Job: Present the data once more in exactly its original form.
======== Extracted material
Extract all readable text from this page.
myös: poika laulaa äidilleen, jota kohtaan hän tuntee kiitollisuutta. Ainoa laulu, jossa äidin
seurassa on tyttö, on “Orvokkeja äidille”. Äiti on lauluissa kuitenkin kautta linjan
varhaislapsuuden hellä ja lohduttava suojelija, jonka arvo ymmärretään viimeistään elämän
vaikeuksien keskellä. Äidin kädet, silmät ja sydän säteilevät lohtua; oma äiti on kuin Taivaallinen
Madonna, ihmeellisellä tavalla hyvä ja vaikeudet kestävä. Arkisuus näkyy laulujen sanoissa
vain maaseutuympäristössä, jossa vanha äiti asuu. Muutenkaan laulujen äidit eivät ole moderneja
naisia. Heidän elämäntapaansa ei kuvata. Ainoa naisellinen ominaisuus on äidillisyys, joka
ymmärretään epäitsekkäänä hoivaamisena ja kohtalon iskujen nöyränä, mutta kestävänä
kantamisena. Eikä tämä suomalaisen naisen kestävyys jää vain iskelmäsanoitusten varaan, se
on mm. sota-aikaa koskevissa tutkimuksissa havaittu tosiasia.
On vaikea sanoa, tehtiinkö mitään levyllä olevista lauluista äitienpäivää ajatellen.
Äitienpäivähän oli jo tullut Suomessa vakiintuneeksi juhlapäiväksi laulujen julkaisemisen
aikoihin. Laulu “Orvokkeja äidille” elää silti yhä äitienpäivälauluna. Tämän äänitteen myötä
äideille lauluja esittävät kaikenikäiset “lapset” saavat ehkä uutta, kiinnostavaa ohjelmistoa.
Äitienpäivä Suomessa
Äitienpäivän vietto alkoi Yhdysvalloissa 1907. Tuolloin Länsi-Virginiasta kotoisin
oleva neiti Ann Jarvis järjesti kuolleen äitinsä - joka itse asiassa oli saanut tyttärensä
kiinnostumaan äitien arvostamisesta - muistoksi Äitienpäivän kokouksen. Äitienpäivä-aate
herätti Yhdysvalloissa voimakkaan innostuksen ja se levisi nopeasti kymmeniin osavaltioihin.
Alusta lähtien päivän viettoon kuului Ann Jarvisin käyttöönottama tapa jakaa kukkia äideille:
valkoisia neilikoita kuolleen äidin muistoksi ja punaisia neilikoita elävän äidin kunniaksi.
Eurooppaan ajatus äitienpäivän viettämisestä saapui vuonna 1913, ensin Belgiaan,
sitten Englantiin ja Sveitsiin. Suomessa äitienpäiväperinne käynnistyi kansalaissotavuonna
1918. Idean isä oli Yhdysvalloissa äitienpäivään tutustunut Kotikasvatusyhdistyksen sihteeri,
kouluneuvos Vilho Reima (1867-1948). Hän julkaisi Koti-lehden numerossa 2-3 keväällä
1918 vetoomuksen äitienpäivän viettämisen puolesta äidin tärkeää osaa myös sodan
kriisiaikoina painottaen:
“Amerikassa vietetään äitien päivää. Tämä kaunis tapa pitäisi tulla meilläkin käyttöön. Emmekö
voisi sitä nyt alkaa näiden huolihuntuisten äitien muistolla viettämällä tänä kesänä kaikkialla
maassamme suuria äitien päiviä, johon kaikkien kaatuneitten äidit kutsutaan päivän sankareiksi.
================
Answer:
Extract all readable text from this page.
myös: poika laulaa äidilleen, jota kohtaan hän tuntee kiitollisuutta. Ainoa laulu, jossa äidin
seurassa on tyttö, on “Orvokkeja äidille”. Äiti on lauluissa kuitenkin kautta linjan
varhaislapsuuden hellä ja lohduttava suojelija, jonka arvo ymmärretään viimeistään elämän
vaikeuksien keskellä. Äidin kädet, silmät ja sydän säteilevät lohtua; oma äiti on kuin Taivaallinen
Madonna, ihmeellisellä tavalla hyvä ja vaikeudet kestävä. Arkisuus näkyy laulujen sanoissa
vain maaseutuympäristössä, jossa vanha äiti asuu. Muutenkaan laulujen äidit eivät ole moderneja
naisia. Heidän elämäntapaansa ei kuvata. Ainoa naisellinen ominaisuus on äidillisyys, joka
ymmärretään epäitsekkäänä hoivaamisena ja kohtalon iskujen nöyränä, mutta kestävänä
kantamisena. Eikä tämä suomalaisen naisen kestävyys jää vain iskelmäsanoitusten varaan, se
on mm. sota-aikaa koskevissa tutkimuksissa havaittu tosiasia.
On vaikea sanoa, tehtiinkö mitään levyllä olevista lauluista äitienpäivää ajatellen.
Äitienpäivähän oli jo tullut Suomessa vakiintuneeksi juhlapäiväksi laulujen julkaisemisen
aikoihin. Laulu “Orvokkeja äidille” elää silti yhä äitienpäivälauluna. Tämän äänitteen myötä
äideille lauluja esittävät kaikenikäiset “lapset” saavat ehkä uutta, kiinnostavaa ohjelmistoa.
Äitienpäivä Suomessa
Äitienpäivän vietto alkoi Yhdysvalloissa 1907. Tuolloin Länsi-Virginiasta kotoisin
oleva neiti Ann Jarvis järjesti kuolleen äitinsä - joka itse asiassa oli saanut tyttärensä
kiinnostumaan äitien arvostamisesta - muistoksi Äitienpäivän kokouksen. Äitienpäivä-aate
herätti Yhdysvalloissa voimakkaan innostuksen ja se levisi nopeasti kymmeniin osavaltioihin.
Alusta lähtien päivän viettoon kuului Ann Jarvisin käyttöönottama tapa jakaa kukkia äideille:
valkoisia neilikoita kuolleen äidin muistoksi ja punaisia neilikoita elävän äidin kunniaksi.
Eurooppaan ajatus äitienpäivän viettämisestä saapui vuonna 1913, ensin Belgiaan,
sitten Englantiin ja Sveitsiin. Suomessa äitienpäiväperinne käynnistyi kansalaissotavuonna
1918. Idean isä oli Yhdysvalloissa äitienpäivään tutustunut Kotikasvatusyhdistyksen sihteeri,
kouluneuvos Vilho Reima (1867-1948). Hän julkaisi Koti-lehden numerossa 2-3 keväällä
1918 vetoomuksen äitienpäivän viettämisen puolesta äidin tärkeää osaa myös sodan
kriisiaikoina painottaen:
“Amerikassa vietetään äitien päivää. Tämä kaunis tapa pitäisi tulla meilläkin käyttöön. Emmekö
voisi sitä nyt alkaa näiden huolihuntuisten äitien muistolla viettämällä tänä kesänä kaikkialla
maassamme suuria äitien päiviä, johon kaikkien kaatuneitten äidit kutsutaan päivän sankareiksi.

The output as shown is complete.